● **REQUIREMENTS**
Skip the pictures. Copy all the rest of the records down exactly.

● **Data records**
═══

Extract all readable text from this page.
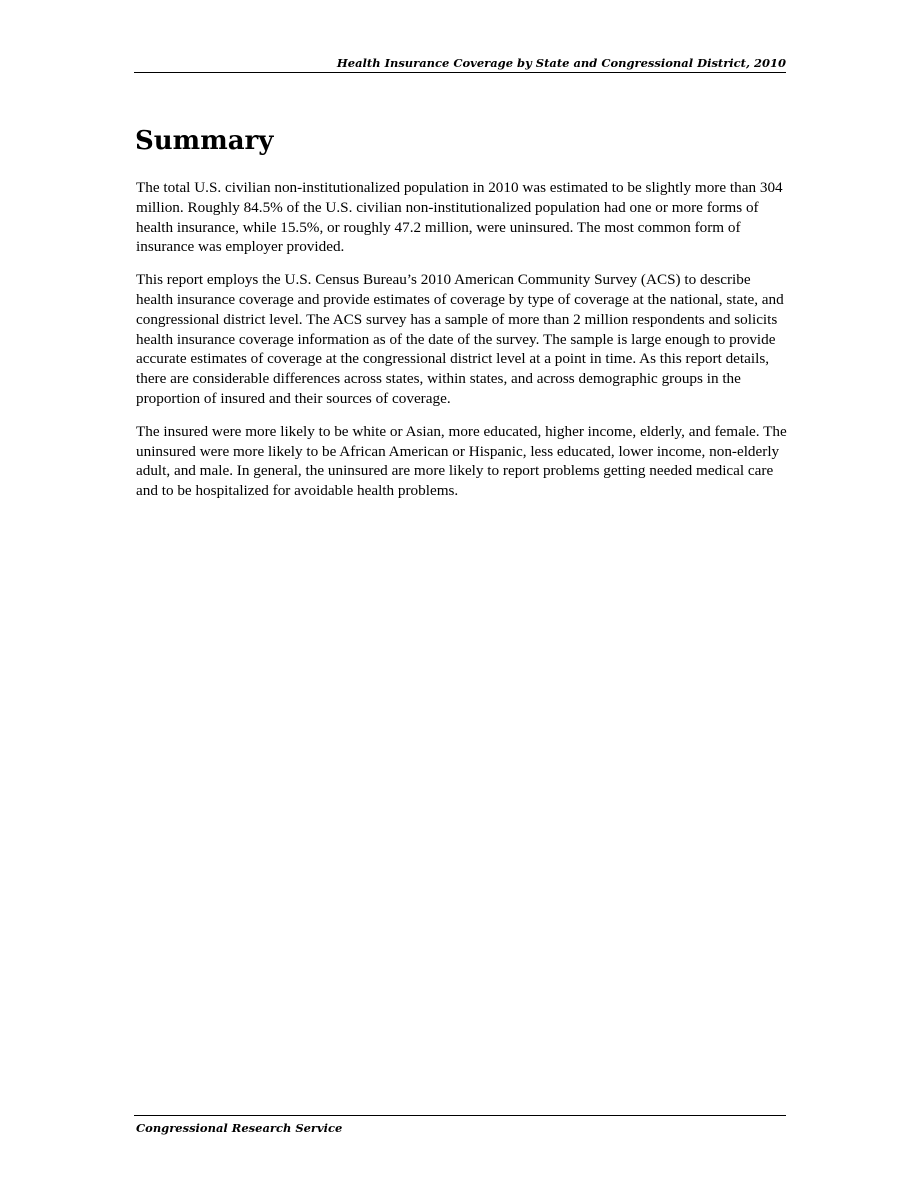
Health Insurance Coverage by State and Congressional District, 2010
Summary

The total U.S. civilian non-institutionalized population in 2010 was estimated to be slightly more than 304 million. Roughly 84.5% of the U.S. civilian non-institutionalized population had one or more forms of health insurance, while 15.5%, or roughly 47.2 million, were uninsured. The most common form of insurance was employer provided.

This report employs the U.S. Census Bureau’s 2010 American Community Survey (ACS) to describe health insurance coverage and provide estimates of coverage by type of coverage at the national, state, and congressional district level. The ACS survey has a sample of more than 2 million respondents and solicits health insurance coverage information as of the date of the survey. The sample is large enough to provide accurate estimates of coverage at the congressional district level at a point in time. As this report details, there are considerable differences across states, within states, and across demographic groups in the proportion of insured and their sources of coverage.

The insured were more likely to be white or Asian, more educated, higher income, elderly, and female. The uninsured were more likely to be African American or Hispanic, less educated, lower income, non-elderly adult, and male. In general, the uninsured are more likely to report problems getting needed medical care and to be hospitalized for avoidable health problems.

Congressional Research Service
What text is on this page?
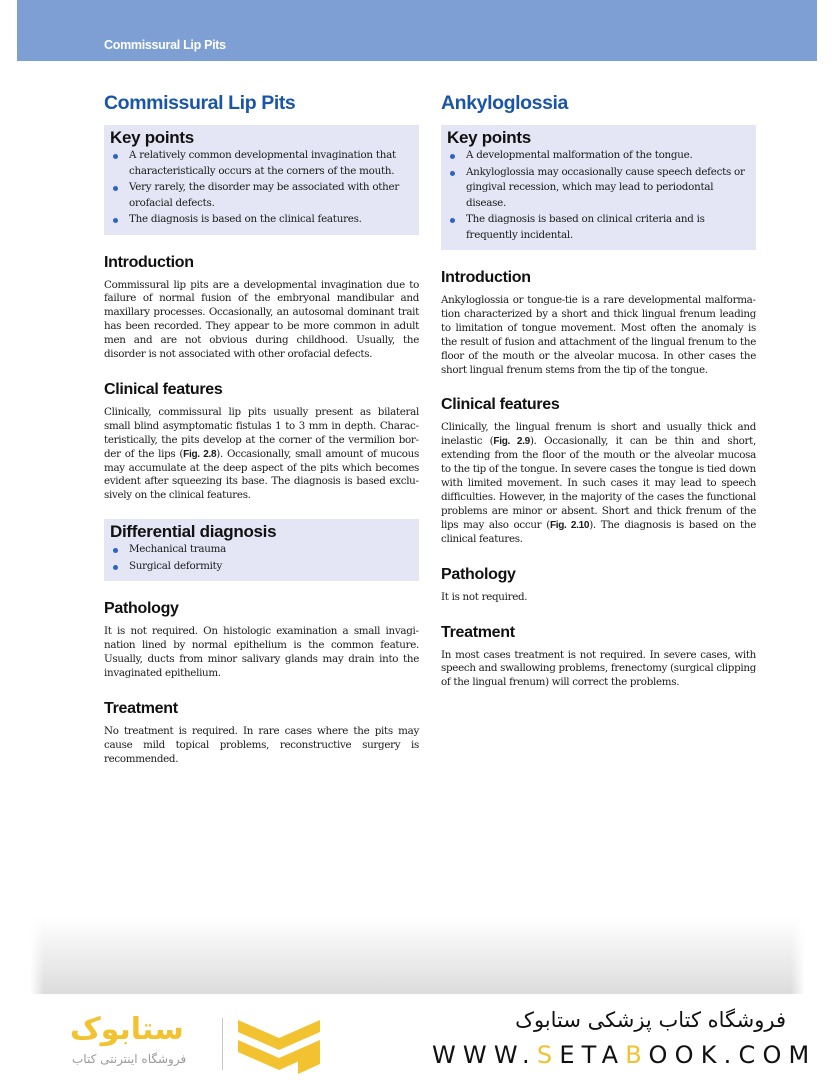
Commissural Lip Pits
Commissural Lip Pits
Key points
A relatively common developmental invagination that characteristically occurs at the corners of the mouth.
Very rarely, the disorder may be associated with other orofacial defects.
The diagnosis is based on the clinical features.
Introduction

Commissural lip pits are a developmental invagination due to failure of normal fusion of the embryonal mandibular and maxillary processes. Occasionally, an autosomal dominant trait has been recorded. They appear to be more common in adult men and are not obvious during childhood. Usually, the disorder is not associated with other orofacial defects.

Clinical features

Clinically, commissural lip pits usually present as bilateral small blind asymptomatic fistulas 1 to 3 mm in depth. Characteristically, the pits develop at the corner of the vermilion border of the lips (Fig. 2.8). Occasionally, small amount of mucous may accumulate at the deep aspect of the pits which becomes evident after squeezing its base. The diagnosis is based exclusively on the clinical features.

Differential diagnosis
Mechanical trauma
Surgical deformity
Pathology

It is not required. On histologic examination a small invagination lined by normal epithelium is the common feature. Usually, ducts from minor salivary glands may drain into the invaginated epithelium.

Treatment

No treatment is required. In rare cases where the pits may cause mild topical problems, reconstructive surgery is recommended.

Ankyloglossia
Key points
A developmental malformation of the tongue.
Ankyloglossia may occasionally cause speech defects or gingival recession, which may lead to periodontal disease.
The diagnosis is based on clinical criteria and is frequently incidental.
Introduction

Ankyloglossia or tongue-tie is a rare developmental malformation characterized by a short and thick lingual frenum leading to limitation of tongue movement. Most often the anomaly is the result of fusion and attachment of the lingual frenum to the floor of the mouth or the alveolar mucosa. In other cases the short lingual frenum stems from the tip of the tongue.

Clinical features

Clinically, the lingual frenum is short and usually thick and inelastic (Fig. 2.9). Occasionally, it can be thin and short, extending from the floor of the mouth or the alveolar mucosa to the tip of the tongue. In severe cases the tongue is tied down with limited movement. In such cases it may lead to speech difficulties. However, in the majority of the cases the functional problems are minor or absent. Short and thick frenum of the lips may also occur (Fig. 2.10). The diagnosis is based on the clinical features.

Pathology

It is not required.

Treatment

In most cases treatment is not required. In severe cases, with speech and swallowing problems, frenectomy (surgical clipping of the lingual frenum) will correct the problems.

ستابوک
فروشگاه اینترنتی کتاب
فروشگاه کتاب پزشکی ستابوک
WWW.SETABOOK.COM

═══

● **ANSWER TO THE EXERCISE**
Extract all readable text from this page.
Health Insurance Coverage by State and Congressional District, 2010
Summary

The total U.S. civilian non-institutionalized population in 2010 was estimated to be slightly more than 304 million. Roughly 84.5% of the U.S. civilian non-institutionalized population had one or more forms of health insurance, while 15.5%, or roughly 47.2 million, were uninsured. The most common form of insurance was employer provided.

This report employs the U.S. Census Bureau’s 2010 American Community Survey (ACS) to describe health insurance coverage and provide estimates of coverage by type of coverage at the national, state, and congressional district level. The ACS survey has a sample of more than 2 million respondents and solicits health insurance coverage information as of the date of the survey. The sample is large enough to provide accurate estimates of coverage at the congressional district level at a point in time. As this report details, there are considerable differences across states, within states, and across demographic groups in the proportion of insured and their sources of coverage.

The insured were more likely to be white or Asian, more educated, higher income, elderly, and female. The uninsured were more likely to be African American or Hispanic, less educated, lower income, non-elderly adult, and male. In general, the uninsured are more likely to report problems getting needed medical care and to be hospitalized for avoidable health problems.

Congressional Research Service
What text is on this page?
Commissural Lip Pits
Commissural Lip Pits
Key points
A relatively common developmental invagination that characteristically occurs at the corners of the mouth.
Very rarely, the disorder may be associated with other orofacial defects.
The diagnosis is based on the clinical features.
Introduction

Commissural lip pits are a developmental invagination due to failure of normal fusion of the embryonal mandibular and maxillary processes. Occasionally, an autosomal dominant trait has been recorded. They appear to be more common in adult men and are not obvious during childhood. Usually, the disorder is not associated with other orofacial defects.

Clinical features

Clinically, commissural lip pits usually present as bilateral small blind asymptomatic fistulas 1 to 3 mm in depth. Characteristically, the pits develop at the corner of the vermilion border of the lips (Fig. 2.8). Occasionally, small amount of mucous may accumulate at the deep aspect of the pits which becomes evident after squeezing its base. The diagnosis is based exclusively on the clinical features.

Differential diagnosis
Mechanical trauma
Surgical deformity
Pathology

It is not required. On histologic examination a small invagination lined by normal epithelium is the common feature. Usually, ducts from minor salivary glands may drain into the invaginated epithelium.

Treatment

No treatment is required. In rare cases where the pits may cause mild topical problems, reconstructive surgery is recommended.

Ankyloglossia
Key points
A developmental malformation of the tongue.
Ankyloglossia may occasionally cause speech defects or gingival recession, which may lead to periodontal disease.
The diagnosis is based on clinical criteria and is frequently incidental.
Introduction

Ankyloglossia or tongue-tie is a rare developmental malformation characterized by a short and thick lingual frenum leading to limitation of tongue movement. Most often the anomaly is the result of fusion and attachment of the lingual frenum to the floor of the mouth or the alveolar mucosa. In other cases the short lingual frenum stems from the tip of the tongue.

Clinical features

Clinically, the lingual frenum is short and usually thick and inelastic (Fig. 2.9). Occasionally, it can be thin and short, extending from the floor of the mouth or the alveolar mucosa to the tip of the tongue. In severe cases the tongue is tied down with limited movement. In such cases it may lead to speech difficulties. However, in the majority of the cases the functional problems are minor or absent. Short and thick frenum of the lips may also occur (Fig. 2.10). The diagnosis is based on the clinical features.

Pathology

It is not required.

Treatment

In most cases treatment is not required. In severe cases, with speech and swallowing problems, frenectomy (surgical clipping of the lingual frenum) will correct the problems.

ستابوک
فروشگاه اینترنتی کتاب
فروشگاه کتاب پزشکی ستابوک
WWW.SETABOOK.COM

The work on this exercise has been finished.